[Data excerpts]
================================

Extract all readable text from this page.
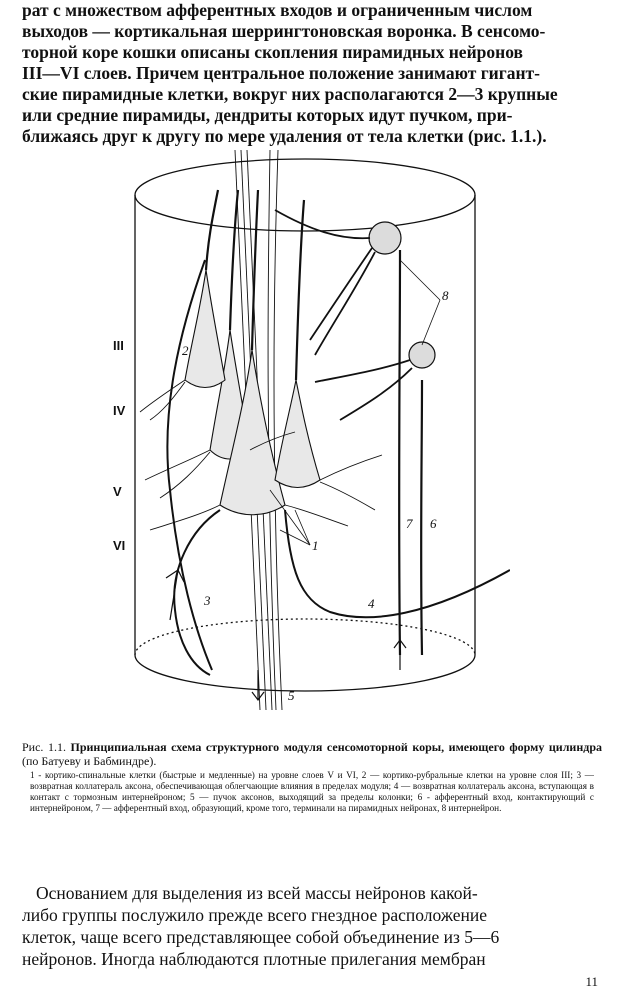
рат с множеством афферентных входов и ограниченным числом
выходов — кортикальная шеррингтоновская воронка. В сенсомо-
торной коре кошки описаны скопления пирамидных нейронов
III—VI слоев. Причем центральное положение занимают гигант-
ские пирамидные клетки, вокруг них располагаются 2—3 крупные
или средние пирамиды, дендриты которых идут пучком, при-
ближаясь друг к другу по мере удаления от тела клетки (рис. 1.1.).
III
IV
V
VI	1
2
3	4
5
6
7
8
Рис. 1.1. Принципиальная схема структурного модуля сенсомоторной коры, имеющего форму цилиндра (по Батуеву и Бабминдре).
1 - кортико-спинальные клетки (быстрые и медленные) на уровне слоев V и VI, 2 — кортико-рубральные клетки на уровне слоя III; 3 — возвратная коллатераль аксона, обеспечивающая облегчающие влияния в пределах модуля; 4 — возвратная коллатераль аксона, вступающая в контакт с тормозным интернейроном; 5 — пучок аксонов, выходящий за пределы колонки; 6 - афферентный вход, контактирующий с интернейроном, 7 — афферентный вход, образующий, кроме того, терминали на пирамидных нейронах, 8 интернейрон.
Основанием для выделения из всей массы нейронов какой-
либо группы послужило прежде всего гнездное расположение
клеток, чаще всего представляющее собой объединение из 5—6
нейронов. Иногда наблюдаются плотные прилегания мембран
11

================================

- **WHAT IS NEEDED**: List the lines of the records where "нейронов" occurs.

- **EXERCISE SOLUTION**:
торной коре кошки описаны скопления пирамидных нейронов
Основанием для выделения из всей массы нейронов какой-
нейронов. Иногда наблюдаются плотные прилегания мембран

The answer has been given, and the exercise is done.